▶

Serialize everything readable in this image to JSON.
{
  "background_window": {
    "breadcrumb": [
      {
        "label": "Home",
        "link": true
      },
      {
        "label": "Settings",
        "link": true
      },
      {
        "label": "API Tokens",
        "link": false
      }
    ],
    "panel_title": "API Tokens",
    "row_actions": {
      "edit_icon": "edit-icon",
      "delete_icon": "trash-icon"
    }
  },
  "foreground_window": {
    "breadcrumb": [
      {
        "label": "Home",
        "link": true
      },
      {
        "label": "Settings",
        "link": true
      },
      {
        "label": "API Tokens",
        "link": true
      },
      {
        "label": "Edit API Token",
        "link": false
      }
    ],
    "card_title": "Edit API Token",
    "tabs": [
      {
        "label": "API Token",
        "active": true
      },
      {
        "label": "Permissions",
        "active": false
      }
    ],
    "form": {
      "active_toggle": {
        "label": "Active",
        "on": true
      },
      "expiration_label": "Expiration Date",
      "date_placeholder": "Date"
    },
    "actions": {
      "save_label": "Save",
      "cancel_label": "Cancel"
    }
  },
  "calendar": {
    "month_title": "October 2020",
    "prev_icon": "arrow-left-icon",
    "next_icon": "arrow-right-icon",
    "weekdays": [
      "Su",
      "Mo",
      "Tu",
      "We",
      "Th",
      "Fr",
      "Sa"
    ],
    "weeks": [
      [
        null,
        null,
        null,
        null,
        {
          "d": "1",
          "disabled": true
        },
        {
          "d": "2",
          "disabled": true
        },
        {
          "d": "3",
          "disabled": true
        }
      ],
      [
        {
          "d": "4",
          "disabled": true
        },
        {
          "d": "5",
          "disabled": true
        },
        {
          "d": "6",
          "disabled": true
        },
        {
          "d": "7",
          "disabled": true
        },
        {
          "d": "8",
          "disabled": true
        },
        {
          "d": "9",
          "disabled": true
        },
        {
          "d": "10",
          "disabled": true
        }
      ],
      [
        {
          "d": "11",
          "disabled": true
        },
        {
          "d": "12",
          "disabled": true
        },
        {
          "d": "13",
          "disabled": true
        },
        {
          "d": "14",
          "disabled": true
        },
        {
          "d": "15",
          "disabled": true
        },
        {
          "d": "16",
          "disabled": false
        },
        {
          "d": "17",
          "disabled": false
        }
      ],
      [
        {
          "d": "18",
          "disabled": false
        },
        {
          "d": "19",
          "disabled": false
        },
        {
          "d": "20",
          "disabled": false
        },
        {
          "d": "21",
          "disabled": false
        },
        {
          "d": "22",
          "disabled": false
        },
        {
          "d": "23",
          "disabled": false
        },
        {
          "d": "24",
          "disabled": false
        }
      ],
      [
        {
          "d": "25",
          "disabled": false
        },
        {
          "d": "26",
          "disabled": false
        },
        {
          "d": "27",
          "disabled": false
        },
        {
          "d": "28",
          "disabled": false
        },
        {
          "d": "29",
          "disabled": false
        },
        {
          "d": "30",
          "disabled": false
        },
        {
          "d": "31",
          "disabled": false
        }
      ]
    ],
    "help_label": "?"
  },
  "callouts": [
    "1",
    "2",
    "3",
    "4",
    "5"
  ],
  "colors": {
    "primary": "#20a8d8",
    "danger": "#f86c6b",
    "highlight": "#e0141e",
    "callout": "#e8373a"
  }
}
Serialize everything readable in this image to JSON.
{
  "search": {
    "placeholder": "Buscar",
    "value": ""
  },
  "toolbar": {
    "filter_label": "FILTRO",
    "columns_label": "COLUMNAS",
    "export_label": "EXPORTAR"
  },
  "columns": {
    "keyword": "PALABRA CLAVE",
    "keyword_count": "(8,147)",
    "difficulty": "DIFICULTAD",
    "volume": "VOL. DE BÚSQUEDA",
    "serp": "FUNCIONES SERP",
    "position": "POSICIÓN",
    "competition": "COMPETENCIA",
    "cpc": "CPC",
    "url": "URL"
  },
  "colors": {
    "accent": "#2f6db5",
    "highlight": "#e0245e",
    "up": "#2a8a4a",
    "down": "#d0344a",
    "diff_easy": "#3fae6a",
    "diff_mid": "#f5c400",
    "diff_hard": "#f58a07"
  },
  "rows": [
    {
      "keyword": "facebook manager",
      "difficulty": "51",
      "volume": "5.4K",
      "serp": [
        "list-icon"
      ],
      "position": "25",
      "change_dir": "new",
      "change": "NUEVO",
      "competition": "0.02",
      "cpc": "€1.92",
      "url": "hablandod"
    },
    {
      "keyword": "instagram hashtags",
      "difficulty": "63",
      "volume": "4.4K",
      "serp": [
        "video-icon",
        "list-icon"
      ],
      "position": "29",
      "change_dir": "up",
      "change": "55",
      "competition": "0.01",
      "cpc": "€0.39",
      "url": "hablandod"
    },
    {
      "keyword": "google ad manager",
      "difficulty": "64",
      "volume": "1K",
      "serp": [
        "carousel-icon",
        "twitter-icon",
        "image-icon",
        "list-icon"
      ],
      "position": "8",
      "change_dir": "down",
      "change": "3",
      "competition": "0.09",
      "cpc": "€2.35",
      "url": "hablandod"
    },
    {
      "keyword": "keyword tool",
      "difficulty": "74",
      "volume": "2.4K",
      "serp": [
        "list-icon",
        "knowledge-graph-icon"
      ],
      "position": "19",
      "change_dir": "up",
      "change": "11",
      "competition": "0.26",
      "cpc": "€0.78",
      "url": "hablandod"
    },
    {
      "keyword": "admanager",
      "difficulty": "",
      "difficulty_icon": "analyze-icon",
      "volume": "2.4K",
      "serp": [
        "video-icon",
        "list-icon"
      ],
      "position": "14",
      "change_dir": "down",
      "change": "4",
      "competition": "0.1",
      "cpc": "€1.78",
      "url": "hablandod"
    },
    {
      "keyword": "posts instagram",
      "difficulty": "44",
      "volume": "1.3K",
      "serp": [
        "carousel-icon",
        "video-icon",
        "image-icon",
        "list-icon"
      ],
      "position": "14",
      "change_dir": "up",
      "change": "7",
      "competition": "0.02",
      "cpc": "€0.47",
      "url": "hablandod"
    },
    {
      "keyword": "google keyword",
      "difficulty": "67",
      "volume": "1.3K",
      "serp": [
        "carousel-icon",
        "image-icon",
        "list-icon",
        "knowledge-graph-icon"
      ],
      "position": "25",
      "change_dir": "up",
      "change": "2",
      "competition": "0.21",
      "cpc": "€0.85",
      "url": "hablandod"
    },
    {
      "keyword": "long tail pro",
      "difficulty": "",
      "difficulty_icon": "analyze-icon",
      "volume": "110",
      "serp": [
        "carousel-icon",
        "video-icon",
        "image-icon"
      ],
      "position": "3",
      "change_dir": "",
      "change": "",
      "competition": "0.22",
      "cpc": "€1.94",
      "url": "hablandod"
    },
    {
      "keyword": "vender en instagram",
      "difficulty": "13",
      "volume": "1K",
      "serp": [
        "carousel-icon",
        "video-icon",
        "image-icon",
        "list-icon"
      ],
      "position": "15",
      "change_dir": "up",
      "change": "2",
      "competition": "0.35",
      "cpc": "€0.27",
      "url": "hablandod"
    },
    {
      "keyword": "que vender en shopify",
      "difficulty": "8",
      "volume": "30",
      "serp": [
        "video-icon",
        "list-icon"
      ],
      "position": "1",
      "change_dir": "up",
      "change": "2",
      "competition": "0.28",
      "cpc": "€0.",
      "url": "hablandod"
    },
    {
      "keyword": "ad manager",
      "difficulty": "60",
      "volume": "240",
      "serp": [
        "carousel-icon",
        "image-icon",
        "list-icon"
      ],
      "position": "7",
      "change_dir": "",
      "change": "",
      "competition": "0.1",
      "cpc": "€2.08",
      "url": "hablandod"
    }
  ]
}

◀

▶ _OBJECTIVE_: Isolate each line of the listing above that includes "competition". Copy it.

▶ _RESPONSE TO THE TASK_:
    "competition": "COMPETENCIA",
      "competition": "0.02",
      "competition": "0.01",
      "competition": "0.09",
      "competition": "0.26",
      "competition": "0.1",
      "competition": "0.02",
      "competition": "0.21",
      "competition": "0.22",
      "competition": "0.35",
      "competition": "0.28",
      "competition": "0.1",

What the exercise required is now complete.